■ **Records to process**:
* Start *
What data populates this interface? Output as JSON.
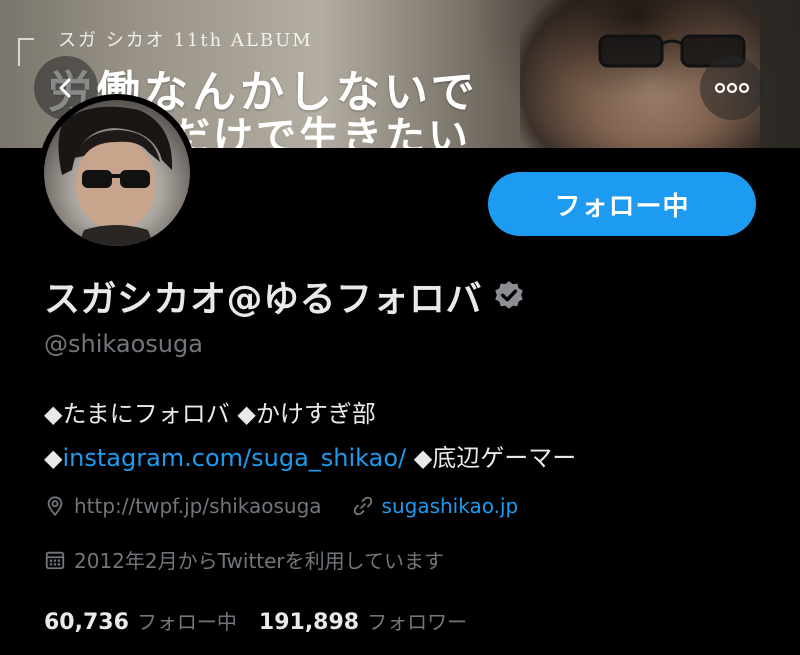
{
  "banner": {
    "subtitle": "スガ シカオ 11th ALBUM",
    "title_line1": "労働なんかしないで",
    "title_line2": "だけで生きたい"
  },
  "header": {
    "back_icon": "chevron-left-icon",
    "more_icon": "more-horizontal-icon"
  },
  "profile": {
    "follow_button_label": "フォロー中",
    "display_name": "スガシカオ@ゆるフォロバ",
    "verified_icon": "verified-badge-icon",
    "handle": "@shikaosuga",
    "bio": {
      "part1": "◆たまにフォロバ ◆かけすぎ部 ◆",
      "link1": "instagram.com/suga_shikao/",
      "part2": " ◆底辺ゲーマー"
    },
    "location": "http://twpf.jp/shikaosuga",
    "website": "sugashikao.jp",
    "joined": "2012年2月からTwitterを利用しています",
    "following_count": "60,736",
    "following_label": "フォロー中",
    "followers_count": "191,898",
    "followers_label": "フォロワー"
  },
  "colors": {
    "accent": "#1d9bf0",
    "background": "#000000",
    "text_primary": "#e7e9ea",
    "text_secondary": "#71767b"
  }
}
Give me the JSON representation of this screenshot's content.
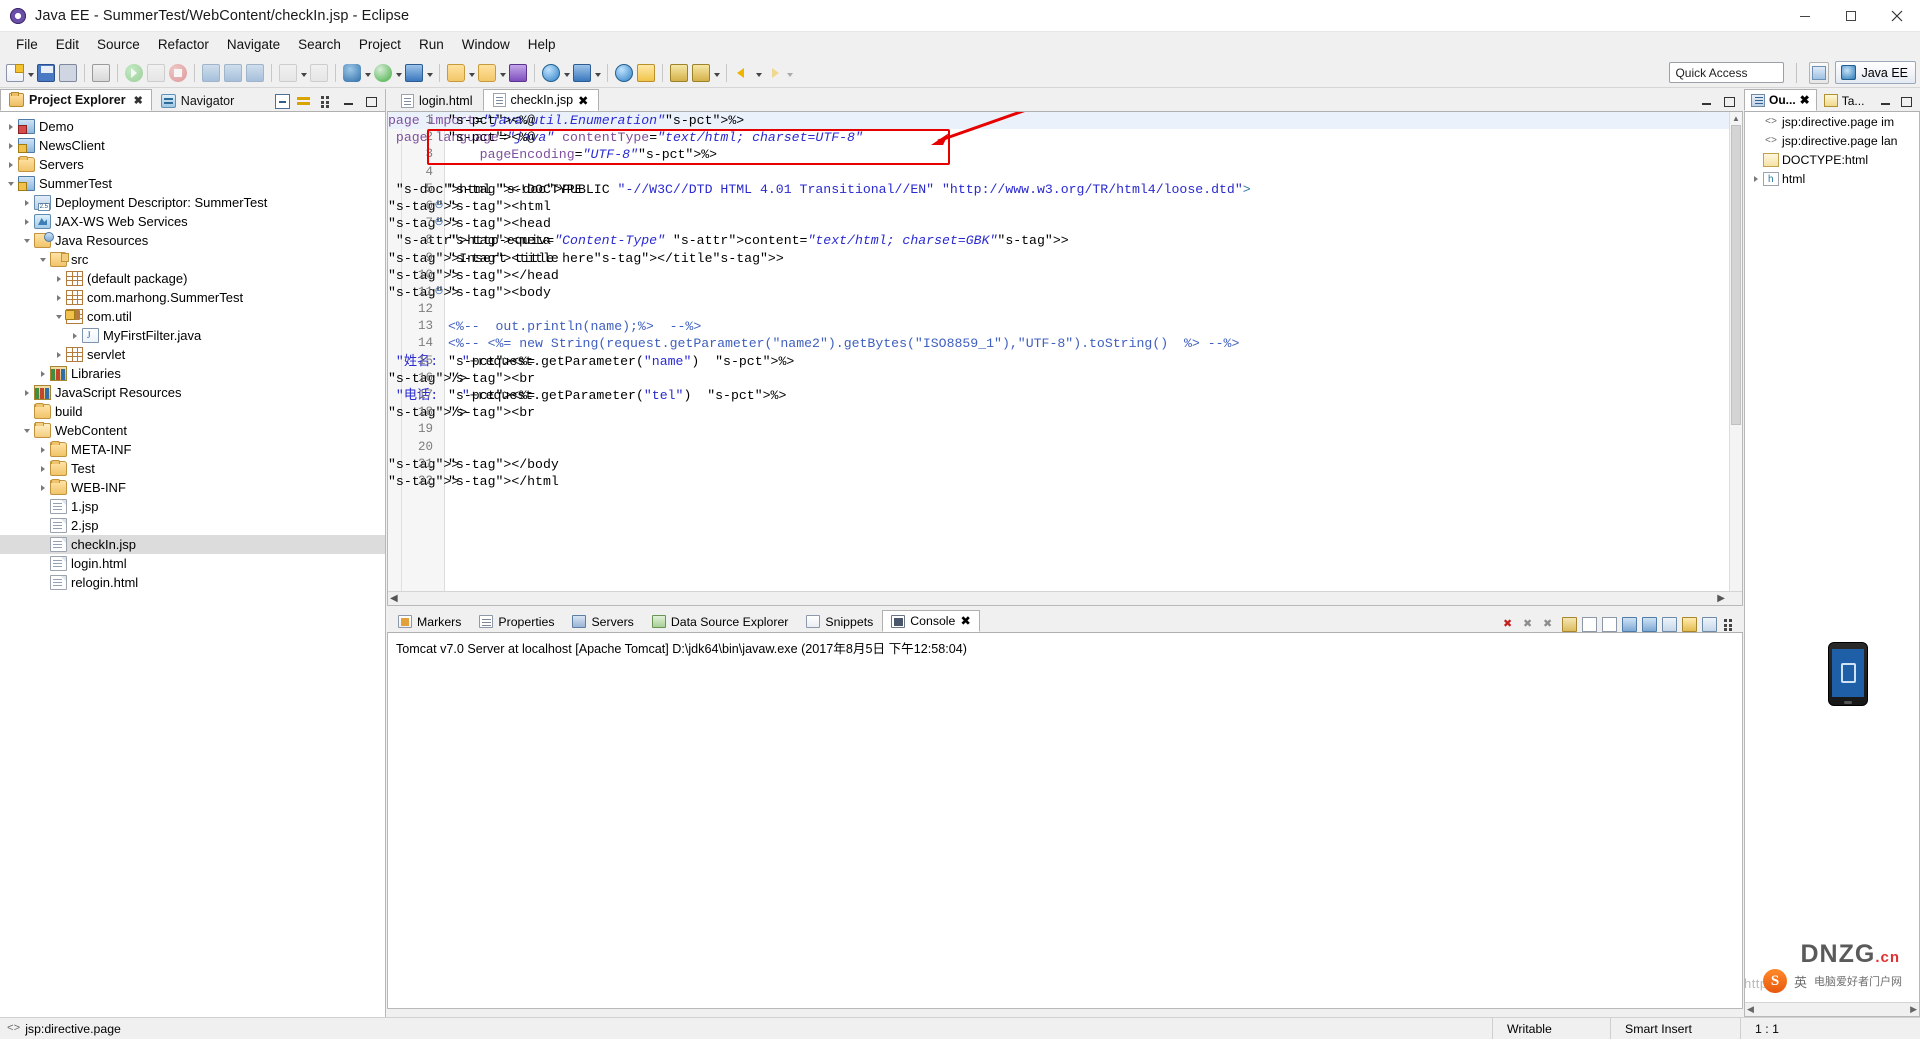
{
  "window": {
    "title": "Java EE - SummerTest/WebContent/checkIn.jsp - Eclipse",
    "app_icon": "eclipse-icon",
    "minimize": "minimize-icon",
    "maximize": "maximize-icon",
    "close": "close-icon"
  },
  "menubar": {
    "items": [
      "File",
      "Edit",
      "Source",
      "Refactor",
      "Navigate",
      "Search",
      "Project",
      "Run",
      "Window",
      "Help"
    ]
  },
  "toolbar": {
    "quick_access_placeholder": "Quick Access",
    "perspective_label": "Java EE",
    "perspective_icon": "java-ee-perspective-icon",
    "open_perspective_icon": "open-perspective-icon"
  },
  "left": {
    "tabs": [
      {
        "label": "Project Explorer",
        "icon": "project-explorer-icon",
        "active": true,
        "closeable": true
      },
      {
        "label": "Navigator",
        "icon": "navigator-icon",
        "active": false,
        "closeable": false
      }
    ],
    "tools": [
      "collapse-all-icon",
      "link-with-editor-icon",
      "view-menu-icon",
      "minimize-icon",
      "maximize-icon"
    ],
    "tree": [
      {
        "label": "Demo",
        "indent": 0,
        "twisty": "right",
        "icon": "project-error-icon",
        "selected": false
      },
      {
        "label": "NewsClient",
        "indent": 0,
        "twisty": "right",
        "icon": "project-warn-icon",
        "selected": false
      },
      {
        "label": "Servers",
        "indent": 0,
        "twisty": "right",
        "icon": "folder-icon",
        "selected": false
      },
      {
        "label": "SummerTest",
        "indent": 0,
        "twisty": "down",
        "icon": "project-warn-icon",
        "selected": false
      },
      {
        "label": "Deployment Descriptor: SummerTest",
        "indent": 1,
        "twisty": "right",
        "icon": "deployment-descriptor-icon",
        "selected": false
      },
      {
        "label": "JAX-WS Web Services",
        "indent": 1,
        "twisty": "right",
        "icon": "jaxws-icon",
        "selected": false
      },
      {
        "label": "Java Resources",
        "indent": 1,
        "twisty": "down",
        "icon": "java-resources-icon",
        "selected": false
      },
      {
        "label": "src",
        "indent": 2,
        "twisty": "down",
        "icon": "source-folder-icon",
        "selected": false
      },
      {
        "label": "(default package)",
        "indent": 3,
        "twisty": "right",
        "icon": "package-icon",
        "selected": false
      },
      {
        "label": "com.marhong.SummerTest",
        "indent": 3,
        "twisty": "right",
        "icon": "package-icon",
        "selected": false
      },
      {
        "label": "com.util",
        "indent": 3,
        "twisty": "down",
        "icon": "package-warn-icon",
        "selected": false
      },
      {
        "label": "MyFirstFilter.java",
        "indent": 4,
        "twisty": "right",
        "icon": "java-file-icon",
        "selected": false
      },
      {
        "label": "servlet",
        "indent": 3,
        "twisty": "right",
        "icon": "package-icon",
        "selected": false
      },
      {
        "label": "Libraries",
        "indent": 2,
        "twisty": "right",
        "icon": "libraries-icon",
        "selected": false
      },
      {
        "label": "JavaScript Resources",
        "indent": 1,
        "twisty": "right",
        "icon": "libraries-icon",
        "selected": false
      },
      {
        "label": "build",
        "indent": 1,
        "twisty": "none",
        "icon": "folder-icon",
        "selected": false
      },
      {
        "label": "WebContent",
        "indent": 1,
        "twisty": "down",
        "icon": "folder-open-icon",
        "selected": false
      },
      {
        "label": "META-INF",
        "indent": 2,
        "twisty": "right",
        "icon": "folder-icon",
        "selected": false
      },
      {
        "label": "Test",
        "indent": 2,
        "twisty": "right",
        "icon": "folder-icon",
        "selected": false
      },
      {
        "label": "WEB-INF",
        "indent": 2,
        "twisty": "right",
        "icon": "folder-icon",
        "selected": false
      },
      {
        "label": "1.jsp",
        "indent": 2,
        "twisty": "none",
        "icon": "file-icon",
        "selected": false
      },
      {
        "label": "2.jsp",
        "indent": 2,
        "twisty": "none",
        "icon": "file-icon",
        "selected": false
      },
      {
        "label": "checkIn.jsp",
        "indent": 2,
        "twisty": "none",
        "icon": "file-icon",
        "selected": true
      },
      {
        "label": "login.html",
        "indent": 2,
        "twisty": "none",
        "icon": "file-icon",
        "selected": false
      },
      {
        "label": "relogin.html",
        "indent": 2,
        "twisty": "none",
        "icon": "file-icon",
        "selected": false
      }
    ]
  },
  "editor": {
    "tabs": [
      {
        "label": "login.html",
        "active": false,
        "closeable": false
      },
      {
        "label": "checkIn.jsp",
        "active": true,
        "closeable": true
      }
    ],
    "lines": [
      {
        "n": 1,
        "fold": "",
        "text": "<%@page import=\"java.util.Enumeration\"%>"
      },
      {
        "n": 2,
        "fold": "",
        "text": "<%@ page language=\"java\" contentType=\"text/html; charset=UTF-8\""
      },
      {
        "n": 3,
        "fold": "",
        "text": "    pageEncoding=\"UTF-8\"%>"
      },
      {
        "n": 4,
        "fold": "",
        "text": ""
      },
      {
        "n": 5,
        "fold": "",
        "text": "<!DOCTYPE html PUBLIC \"-//W3C//DTD HTML 4.01 Transitional//EN\" \"http://www.w3.org/TR/html4/loose.dtd\">"
      },
      {
        "n": 6,
        "fold": "-",
        "text": "<html>"
      },
      {
        "n": 7,
        "fold": "-",
        "text": "<head>"
      },
      {
        "n": 8,
        "fold": "",
        "text": "<meta http-equiv=\"Content-Type\" content=\"text/html; charset=GBK\">"
      },
      {
        "n": 9,
        "fold": "",
        "text": "<title>Insert title here</title>"
      },
      {
        "n": 10,
        "fold": "",
        "text": "</head>"
      },
      {
        "n": 11,
        "fold": "-",
        "text": "<body>"
      },
      {
        "n": 12,
        "fold": "",
        "text": ""
      },
      {
        "n": 13,
        "fold": "",
        "text": "<%--  out.println(name);%>  --%>"
      },
      {
        "n": 14,
        "fold": "",
        "text": "<%-- <%= new String(request.getParameter(\"name2\").getBytes(\"ISO8859_1\"),\"UTF-8\").toString()  %> --%>"
      },
      {
        "n": 15,
        "fold": "",
        "text": "<%= \"姓名:   \"+request.getParameter(\"name\")  %>"
      },
      {
        "n": 16,
        "fold": "",
        "text": "<br/>"
      },
      {
        "n": 17,
        "fold": "",
        "text": "<%= \"电话:   \"+request.getParameter(\"tel\")  %>"
      },
      {
        "n": 18,
        "fold": "",
        "text": "<br/>"
      },
      {
        "n": 19,
        "fold": "",
        "text": ""
      },
      {
        "n": 20,
        "fold": "",
        "text": ""
      },
      {
        "n": 21,
        "fold": "",
        "text": "</body>"
      },
      {
        "n": 22,
        "fold": "",
        "text": "</html>"
      }
    ],
    "annotation": {
      "highlight_box_color": "#e60000",
      "arrow_color": "#e60000"
    }
  },
  "bottom": {
    "tabs": [
      {
        "label": "Markers",
        "icon": "markers-icon",
        "active": false
      },
      {
        "label": "Properties",
        "icon": "properties-icon",
        "active": false
      },
      {
        "label": "Servers",
        "icon": "servers-icon",
        "active": false
      },
      {
        "label": "Data Source Explorer",
        "icon": "data-source-icon",
        "active": false
      },
      {
        "label": "Snippets",
        "icon": "snippets-icon",
        "active": false
      },
      {
        "label": "Console",
        "icon": "console-icon",
        "active": true,
        "closeable": true
      }
    ],
    "console_text": "Tomcat v7.0 Server at localhost [Apache Tomcat] D:\\jdk64\\bin\\javaw.exe (2017年8月5日 下午12:58:04)",
    "tools": [
      "terminate-icon",
      "remove-launch-icon",
      "remove-all-icon",
      "lock-icon",
      "word-wrap-icon",
      "clear-icon",
      "scroll-lock-icon",
      "show-console-icon",
      "pin-console-icon",
      "display-selected-icon",
      "open-console-icon",
      "view-menu-icon"
    ]
  },
  "right": {
    "tabs": [
      {
        "label": "Ou...",
        "icon": "outline-icon",
        "active": true,
        "closeable": true
      },
      {
        "label": "Ta...",
        "icon": "tasks-icon",
        "active": false,
        "closeable": false
      }
    ],
    "outline": [
      {
        "label": "jsp:directive.page im",
        "icon": "tag-icon",
        "twisty": "none",
        "indent": 0
      },
      {
        "label": "jsp:directive.page lan",
        "icon": "tag-icon",
        "twisty": "none",
        "indent": 0
      },
      {
        "label": "DOCTYPE:html",
        "icon": "doctype-icon",
        "twisty": "none",
        "indent": 0
      },
      {
        "label": "html",
        "icon": "html-tag-icon",
        "twisty": "right",
        "indent": 0
      }
    ]
  },
  "statusbar": {
    "left_icon": "tag-icon",
    "left_label": "jsp:directive.page",
    "writable": "Writable",
    "insert_mode": "Smart Insert",
    "position": "1 : 1"
  },
  "watermark": {
    "brand": "DNZG",
    "brand_suffix": ".cn",
    "sogou_text": "英",
    "sogou_sub": "电脑爱好者门户网",
    "url": "http://"
  }
}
* End *
■ **Stated task**: From the entries, report each line that includes the word "Insert".

■ **The completed task**:
        "text": "<title>Insert title here</title>"
    "insert_mode": "Smart Insert",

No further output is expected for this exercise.